_Data_:
---
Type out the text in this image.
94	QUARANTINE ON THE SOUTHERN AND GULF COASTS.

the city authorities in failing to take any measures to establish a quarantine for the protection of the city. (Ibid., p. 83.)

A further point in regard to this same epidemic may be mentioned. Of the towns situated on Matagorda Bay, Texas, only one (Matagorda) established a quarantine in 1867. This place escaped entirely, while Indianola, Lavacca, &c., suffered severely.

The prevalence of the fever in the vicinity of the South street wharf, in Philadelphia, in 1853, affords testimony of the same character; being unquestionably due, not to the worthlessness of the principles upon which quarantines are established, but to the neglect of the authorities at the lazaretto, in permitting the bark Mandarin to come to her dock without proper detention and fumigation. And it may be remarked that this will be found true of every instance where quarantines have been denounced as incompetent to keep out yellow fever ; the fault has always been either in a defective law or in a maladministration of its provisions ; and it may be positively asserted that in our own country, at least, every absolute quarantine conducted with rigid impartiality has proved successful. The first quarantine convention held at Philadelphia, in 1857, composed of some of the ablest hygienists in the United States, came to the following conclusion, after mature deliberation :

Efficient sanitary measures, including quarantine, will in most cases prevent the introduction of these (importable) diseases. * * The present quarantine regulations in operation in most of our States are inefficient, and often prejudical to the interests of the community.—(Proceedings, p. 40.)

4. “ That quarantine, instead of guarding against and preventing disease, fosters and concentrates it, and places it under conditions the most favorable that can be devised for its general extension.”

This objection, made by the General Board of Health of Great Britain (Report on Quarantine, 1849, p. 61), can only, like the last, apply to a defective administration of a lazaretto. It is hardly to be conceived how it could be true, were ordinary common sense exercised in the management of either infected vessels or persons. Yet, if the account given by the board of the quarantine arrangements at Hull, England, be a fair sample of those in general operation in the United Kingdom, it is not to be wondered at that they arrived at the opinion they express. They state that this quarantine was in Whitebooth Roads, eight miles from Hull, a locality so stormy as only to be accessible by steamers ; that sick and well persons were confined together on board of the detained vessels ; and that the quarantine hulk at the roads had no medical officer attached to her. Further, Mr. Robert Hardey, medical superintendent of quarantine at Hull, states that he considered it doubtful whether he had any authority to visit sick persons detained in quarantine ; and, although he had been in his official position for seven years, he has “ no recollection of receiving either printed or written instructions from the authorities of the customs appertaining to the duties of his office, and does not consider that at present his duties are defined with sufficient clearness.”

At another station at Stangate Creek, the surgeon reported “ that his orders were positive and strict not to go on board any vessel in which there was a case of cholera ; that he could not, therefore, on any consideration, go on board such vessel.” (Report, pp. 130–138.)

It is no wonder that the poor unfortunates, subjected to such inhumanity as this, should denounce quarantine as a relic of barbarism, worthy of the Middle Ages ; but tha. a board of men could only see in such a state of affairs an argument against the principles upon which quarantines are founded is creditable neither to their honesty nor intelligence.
---
Find the word "quarantines" in the material, then list each line that holds it.

The prevalence of the fever in the vicinity of the South street wharf, in Philadelphia, in 1853, affords testimony of the same character; being unquestionably due, not to the worthlessness of the principles upon which quarantines are established, but to the neglect of the authorities at the lazaretto, in permitting the bark Mandarin to come to her dock without proper detention and fumigation. And it may be remarked that this will be found true of every instance where quarantines have been denounced as incompetent to keep out yellow fever ; the fault has always been either in a defective law or in a maladministration of its provisions ; and it may be positively asserted that in our own country, at least, every absolute quarantine conducted with rigid impartiality has proved successful. The first quarantine convention held at Philadelphia, in 1857, composed of some of the ablest hygienists in the United States, came to the following conclusion, after mature deliberation :
It is no wonder that the poor unfortunates, subjected to such inhumanity as this, should denounce quarantine as a relic of barbarism, worthy of the Middle Ages ; but tha. a board of men could only see in such a state of affairs an argument against the principles upon which quarantines are founded is creditable neither to their honesty nor intelligence.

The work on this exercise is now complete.